» Data extract
▼

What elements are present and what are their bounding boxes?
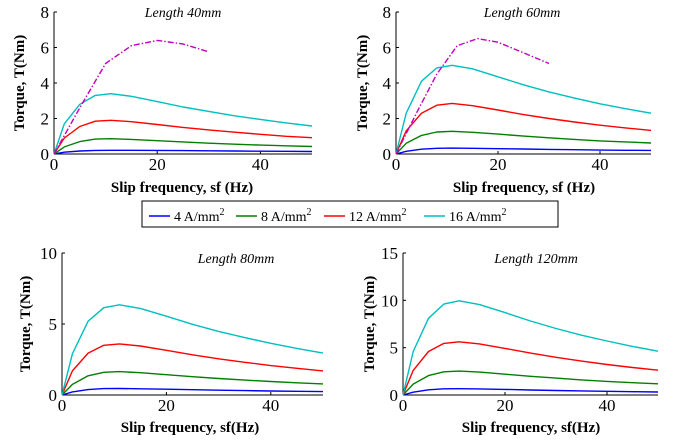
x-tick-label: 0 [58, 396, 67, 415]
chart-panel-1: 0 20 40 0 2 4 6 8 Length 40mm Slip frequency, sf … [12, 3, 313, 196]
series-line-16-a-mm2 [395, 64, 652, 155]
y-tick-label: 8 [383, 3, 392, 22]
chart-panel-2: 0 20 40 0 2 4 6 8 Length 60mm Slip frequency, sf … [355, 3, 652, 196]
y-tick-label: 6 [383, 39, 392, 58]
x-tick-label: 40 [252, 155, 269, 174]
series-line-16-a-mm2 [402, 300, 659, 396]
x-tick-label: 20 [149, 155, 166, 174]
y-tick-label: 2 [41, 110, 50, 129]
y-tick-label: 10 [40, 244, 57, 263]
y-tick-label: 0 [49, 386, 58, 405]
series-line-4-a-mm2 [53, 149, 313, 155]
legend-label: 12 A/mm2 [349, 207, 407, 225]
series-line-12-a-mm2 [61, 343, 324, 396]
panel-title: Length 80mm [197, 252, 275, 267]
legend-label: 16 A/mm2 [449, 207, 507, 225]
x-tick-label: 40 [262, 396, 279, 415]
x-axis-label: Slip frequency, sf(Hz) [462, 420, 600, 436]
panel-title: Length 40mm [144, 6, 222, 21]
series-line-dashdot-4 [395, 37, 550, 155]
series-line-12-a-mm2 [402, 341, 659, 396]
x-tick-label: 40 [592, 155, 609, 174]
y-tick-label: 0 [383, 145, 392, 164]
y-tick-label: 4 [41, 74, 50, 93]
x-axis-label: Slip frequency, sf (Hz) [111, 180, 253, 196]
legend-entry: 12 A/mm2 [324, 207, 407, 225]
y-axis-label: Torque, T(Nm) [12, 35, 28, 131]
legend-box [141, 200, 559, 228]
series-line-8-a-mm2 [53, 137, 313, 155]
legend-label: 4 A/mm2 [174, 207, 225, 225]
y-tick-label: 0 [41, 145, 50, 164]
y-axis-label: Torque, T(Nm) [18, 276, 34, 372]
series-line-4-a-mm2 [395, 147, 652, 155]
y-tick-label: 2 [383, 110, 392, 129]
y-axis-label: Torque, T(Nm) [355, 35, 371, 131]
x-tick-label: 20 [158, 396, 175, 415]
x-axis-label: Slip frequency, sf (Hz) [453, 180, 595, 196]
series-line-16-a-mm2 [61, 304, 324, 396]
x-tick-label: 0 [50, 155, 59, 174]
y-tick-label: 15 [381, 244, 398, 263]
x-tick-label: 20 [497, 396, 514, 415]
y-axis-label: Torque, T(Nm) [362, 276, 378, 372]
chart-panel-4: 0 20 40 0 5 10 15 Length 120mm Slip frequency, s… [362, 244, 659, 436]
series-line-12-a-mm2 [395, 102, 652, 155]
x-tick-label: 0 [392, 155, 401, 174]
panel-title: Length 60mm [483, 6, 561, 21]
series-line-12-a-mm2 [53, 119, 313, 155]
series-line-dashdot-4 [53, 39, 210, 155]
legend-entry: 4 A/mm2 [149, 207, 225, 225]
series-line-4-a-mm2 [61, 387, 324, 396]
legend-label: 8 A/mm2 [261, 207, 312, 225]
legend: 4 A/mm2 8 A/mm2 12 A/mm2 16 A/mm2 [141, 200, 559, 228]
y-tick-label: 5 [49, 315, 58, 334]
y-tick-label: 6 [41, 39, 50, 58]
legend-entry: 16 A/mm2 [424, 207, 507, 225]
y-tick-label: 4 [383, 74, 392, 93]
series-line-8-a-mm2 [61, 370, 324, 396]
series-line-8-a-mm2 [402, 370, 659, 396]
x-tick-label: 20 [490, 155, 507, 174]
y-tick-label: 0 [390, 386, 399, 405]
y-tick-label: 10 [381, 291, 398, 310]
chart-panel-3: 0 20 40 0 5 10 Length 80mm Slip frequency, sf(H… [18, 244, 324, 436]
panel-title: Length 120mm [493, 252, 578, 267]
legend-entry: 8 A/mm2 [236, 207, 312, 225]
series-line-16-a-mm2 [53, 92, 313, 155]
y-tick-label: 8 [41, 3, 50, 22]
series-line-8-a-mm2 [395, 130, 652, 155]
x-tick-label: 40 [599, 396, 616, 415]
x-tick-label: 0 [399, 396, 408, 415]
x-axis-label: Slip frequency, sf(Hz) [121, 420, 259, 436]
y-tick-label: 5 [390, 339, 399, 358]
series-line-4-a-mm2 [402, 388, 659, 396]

▲
▼

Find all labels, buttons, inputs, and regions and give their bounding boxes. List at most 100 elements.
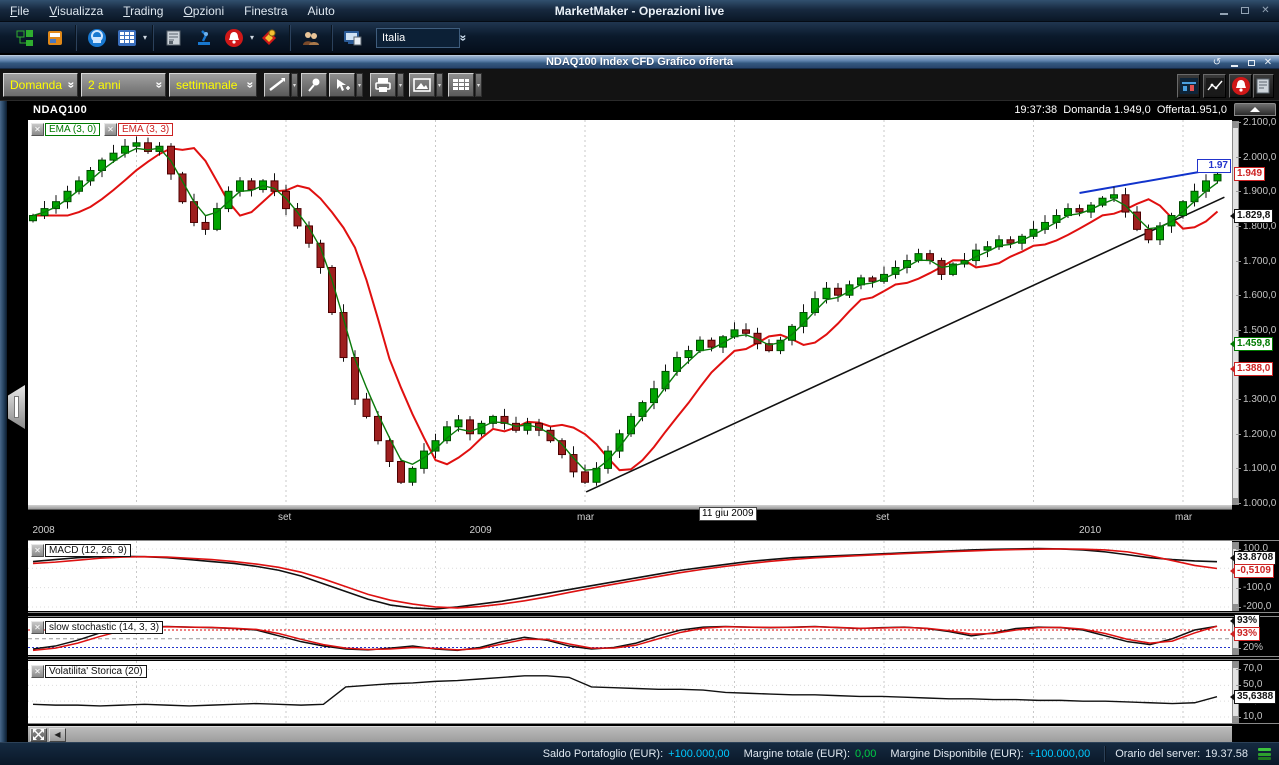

▲

» Task objective
Copy the records from the line with "What elements are" to the line with "y-tick-label: 8 [383, 3, 392, 22]", both lines included, and leave the picture out.

» Solution to this task
What elements are present and what are their bounding boxes?
x-tick-label: 0 [58, 396, 67, 415]
chart-panel-1: 0 20 40 0 2 4 6 8 Length 40mm Slip frequency, sf … [12, 3, 313, 196]
series-line-16-a-mm2 [395, 64, 652, 155]
y-tick-label: 8 [383, 3, 392, 22]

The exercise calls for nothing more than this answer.